WORKING DATA:
=-=-=
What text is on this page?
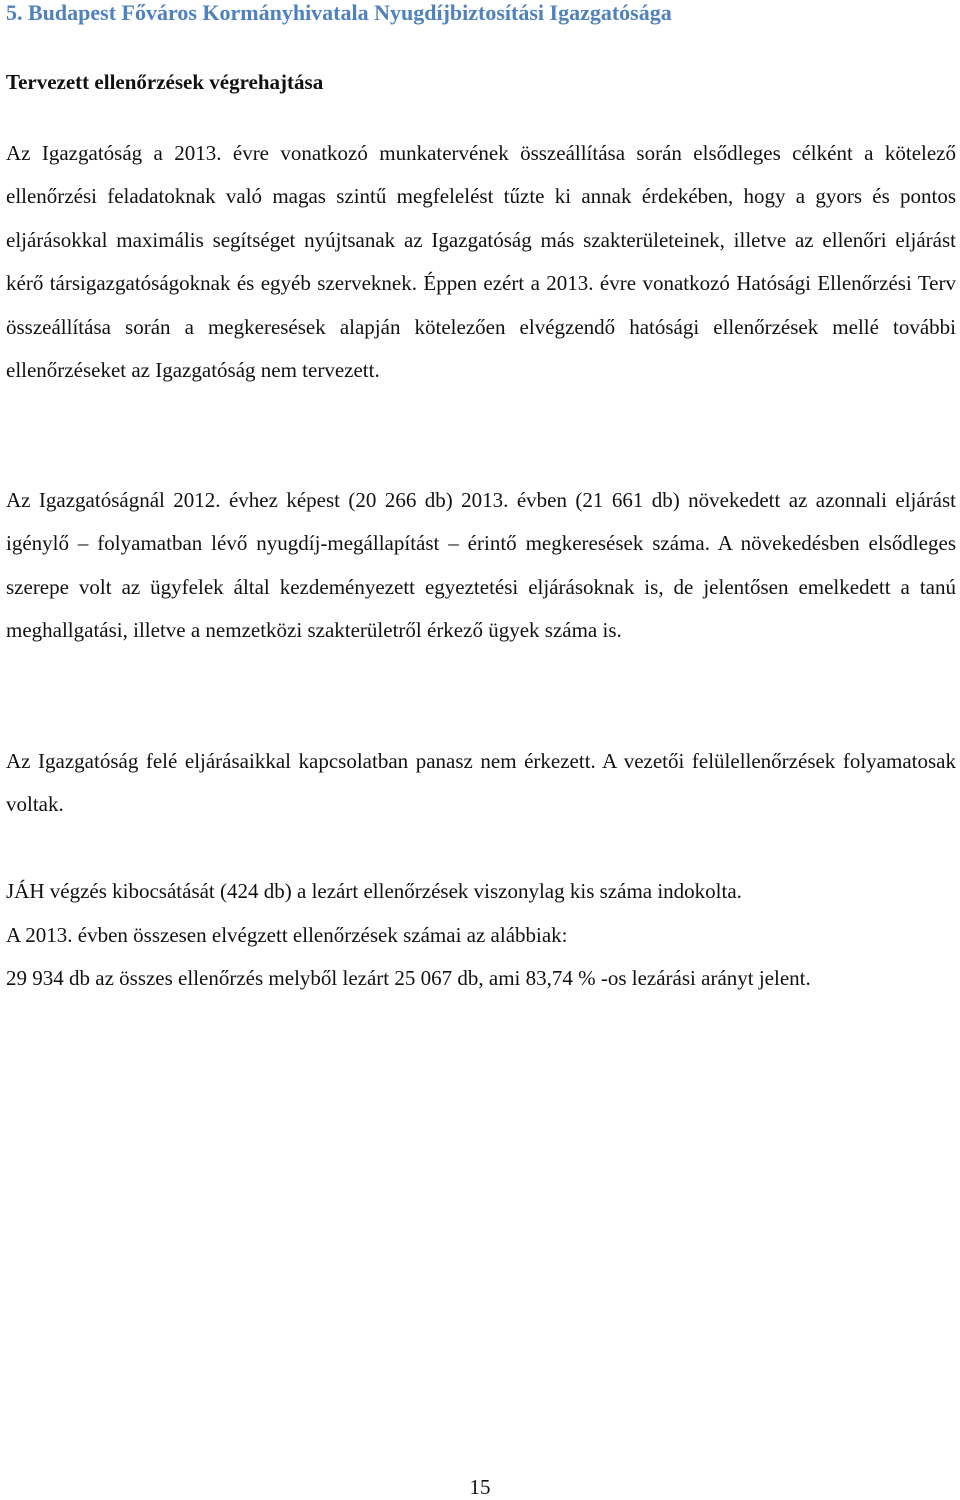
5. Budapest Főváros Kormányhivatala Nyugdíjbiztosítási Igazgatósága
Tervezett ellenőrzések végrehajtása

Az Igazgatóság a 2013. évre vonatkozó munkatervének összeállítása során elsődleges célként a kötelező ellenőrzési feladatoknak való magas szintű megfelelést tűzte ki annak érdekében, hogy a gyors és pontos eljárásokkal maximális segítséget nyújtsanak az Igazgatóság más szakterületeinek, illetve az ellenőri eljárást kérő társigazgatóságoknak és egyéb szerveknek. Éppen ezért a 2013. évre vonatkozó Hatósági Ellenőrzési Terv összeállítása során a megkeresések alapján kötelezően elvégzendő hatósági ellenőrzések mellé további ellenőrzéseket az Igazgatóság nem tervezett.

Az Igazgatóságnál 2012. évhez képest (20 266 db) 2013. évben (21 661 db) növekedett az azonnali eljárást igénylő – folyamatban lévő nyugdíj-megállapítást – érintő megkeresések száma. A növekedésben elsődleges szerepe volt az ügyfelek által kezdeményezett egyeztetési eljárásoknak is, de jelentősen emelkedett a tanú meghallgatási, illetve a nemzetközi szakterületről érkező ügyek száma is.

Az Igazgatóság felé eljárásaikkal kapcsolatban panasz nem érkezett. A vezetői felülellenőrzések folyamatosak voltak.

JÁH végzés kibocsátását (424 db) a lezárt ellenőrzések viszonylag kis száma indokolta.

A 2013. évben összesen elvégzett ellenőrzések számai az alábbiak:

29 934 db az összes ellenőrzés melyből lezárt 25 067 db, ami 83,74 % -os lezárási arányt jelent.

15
=-=-=
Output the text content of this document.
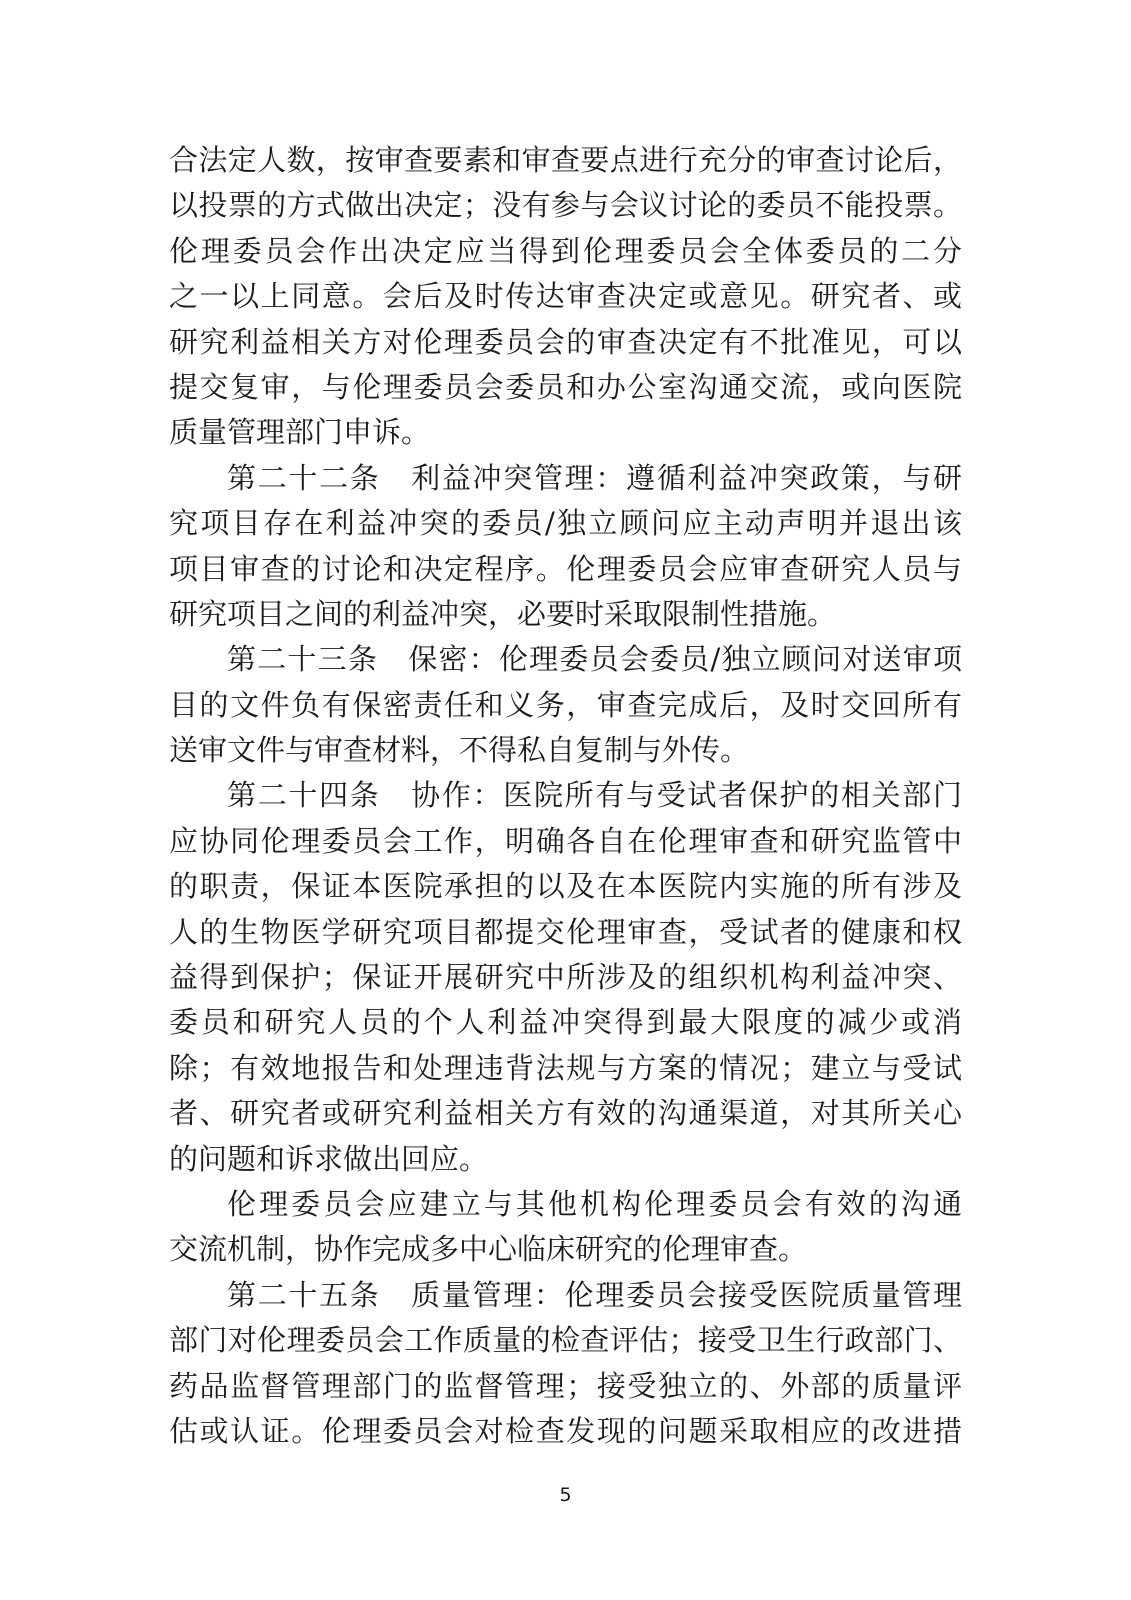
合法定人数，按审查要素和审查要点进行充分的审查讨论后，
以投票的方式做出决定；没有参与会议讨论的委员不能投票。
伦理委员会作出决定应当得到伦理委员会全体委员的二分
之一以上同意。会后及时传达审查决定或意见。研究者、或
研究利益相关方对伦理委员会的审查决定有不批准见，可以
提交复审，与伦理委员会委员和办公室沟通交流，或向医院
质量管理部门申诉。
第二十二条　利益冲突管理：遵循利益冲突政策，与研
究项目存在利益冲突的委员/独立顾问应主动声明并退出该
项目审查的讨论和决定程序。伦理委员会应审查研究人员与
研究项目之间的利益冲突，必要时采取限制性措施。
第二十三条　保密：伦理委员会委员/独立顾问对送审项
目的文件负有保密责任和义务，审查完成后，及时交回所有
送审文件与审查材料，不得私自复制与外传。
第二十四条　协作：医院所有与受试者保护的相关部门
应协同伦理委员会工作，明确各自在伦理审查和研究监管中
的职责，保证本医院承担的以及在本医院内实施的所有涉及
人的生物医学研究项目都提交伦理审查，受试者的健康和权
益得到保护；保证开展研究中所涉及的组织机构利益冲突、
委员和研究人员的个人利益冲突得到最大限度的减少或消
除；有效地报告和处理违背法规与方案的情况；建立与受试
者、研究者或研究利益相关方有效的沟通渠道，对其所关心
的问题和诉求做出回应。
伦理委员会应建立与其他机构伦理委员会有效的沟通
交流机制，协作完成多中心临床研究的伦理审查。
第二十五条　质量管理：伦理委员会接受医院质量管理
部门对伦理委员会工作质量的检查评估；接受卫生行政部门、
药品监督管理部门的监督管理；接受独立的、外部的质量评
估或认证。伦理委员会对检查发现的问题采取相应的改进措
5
=-=-=
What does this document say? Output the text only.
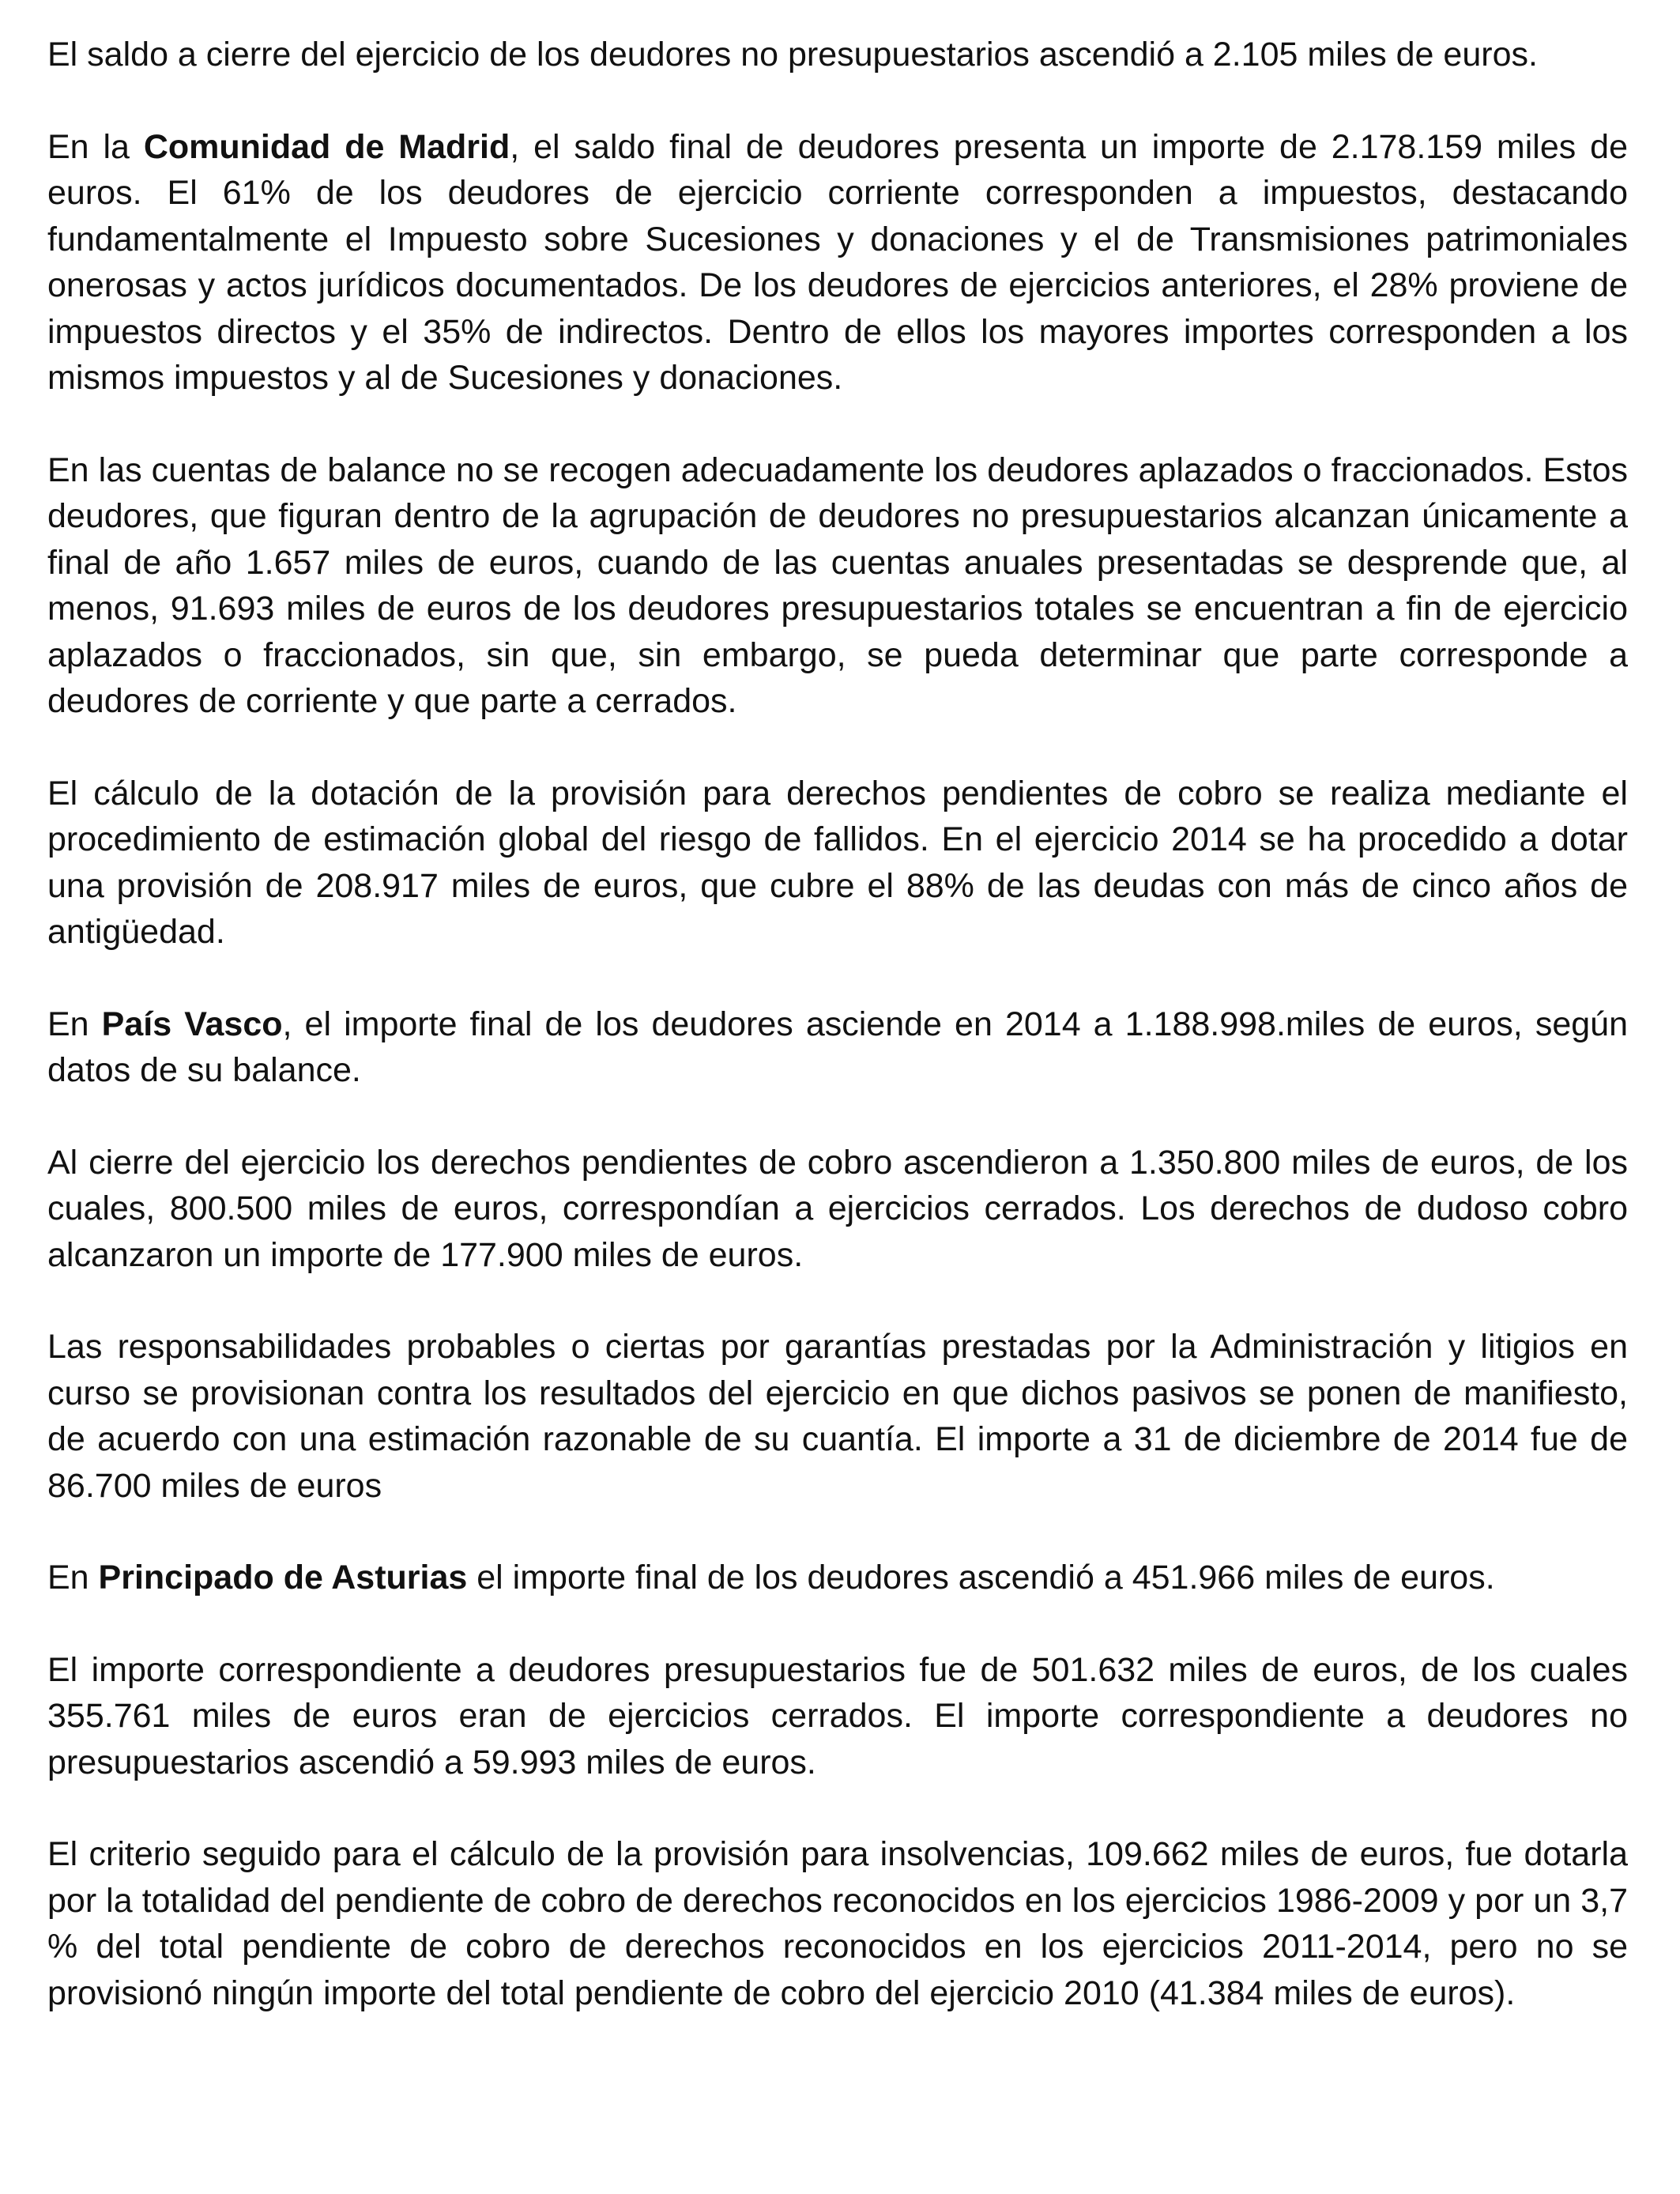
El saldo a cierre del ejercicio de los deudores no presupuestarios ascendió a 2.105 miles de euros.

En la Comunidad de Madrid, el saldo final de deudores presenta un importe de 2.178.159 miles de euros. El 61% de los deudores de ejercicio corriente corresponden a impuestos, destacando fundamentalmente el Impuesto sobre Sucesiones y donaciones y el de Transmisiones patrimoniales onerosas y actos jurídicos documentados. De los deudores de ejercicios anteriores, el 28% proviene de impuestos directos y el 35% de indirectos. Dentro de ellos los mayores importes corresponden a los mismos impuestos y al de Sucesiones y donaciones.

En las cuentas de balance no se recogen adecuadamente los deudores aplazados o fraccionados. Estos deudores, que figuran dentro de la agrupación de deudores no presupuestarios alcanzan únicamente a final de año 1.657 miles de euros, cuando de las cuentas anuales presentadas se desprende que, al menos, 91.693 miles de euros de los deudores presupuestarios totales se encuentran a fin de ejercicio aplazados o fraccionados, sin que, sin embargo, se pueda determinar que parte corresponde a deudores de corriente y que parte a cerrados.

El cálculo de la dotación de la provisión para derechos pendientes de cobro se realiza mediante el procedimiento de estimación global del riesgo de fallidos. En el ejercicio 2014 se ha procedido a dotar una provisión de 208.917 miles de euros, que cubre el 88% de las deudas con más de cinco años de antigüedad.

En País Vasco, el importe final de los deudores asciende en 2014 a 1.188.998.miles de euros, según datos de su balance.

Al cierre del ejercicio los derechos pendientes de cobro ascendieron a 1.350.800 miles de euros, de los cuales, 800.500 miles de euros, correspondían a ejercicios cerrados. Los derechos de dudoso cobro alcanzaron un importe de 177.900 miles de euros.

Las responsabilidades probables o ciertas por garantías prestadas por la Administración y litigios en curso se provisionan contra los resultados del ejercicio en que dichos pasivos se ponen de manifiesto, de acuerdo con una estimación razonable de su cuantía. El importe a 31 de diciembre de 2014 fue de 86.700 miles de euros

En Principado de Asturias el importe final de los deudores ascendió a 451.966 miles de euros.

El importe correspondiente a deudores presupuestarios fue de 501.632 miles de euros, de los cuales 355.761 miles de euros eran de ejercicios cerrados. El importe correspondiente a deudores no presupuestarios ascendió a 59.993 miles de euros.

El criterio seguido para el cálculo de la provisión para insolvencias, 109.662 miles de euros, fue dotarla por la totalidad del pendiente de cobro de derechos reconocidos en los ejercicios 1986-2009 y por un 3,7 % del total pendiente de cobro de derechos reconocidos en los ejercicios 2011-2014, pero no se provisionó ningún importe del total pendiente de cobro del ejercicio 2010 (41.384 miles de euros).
=-=-=
Among the entries above, identify all lines with "What" and copy them.

FULL SOLUTION:
What text is on this page?
What does this document say? Output the text only.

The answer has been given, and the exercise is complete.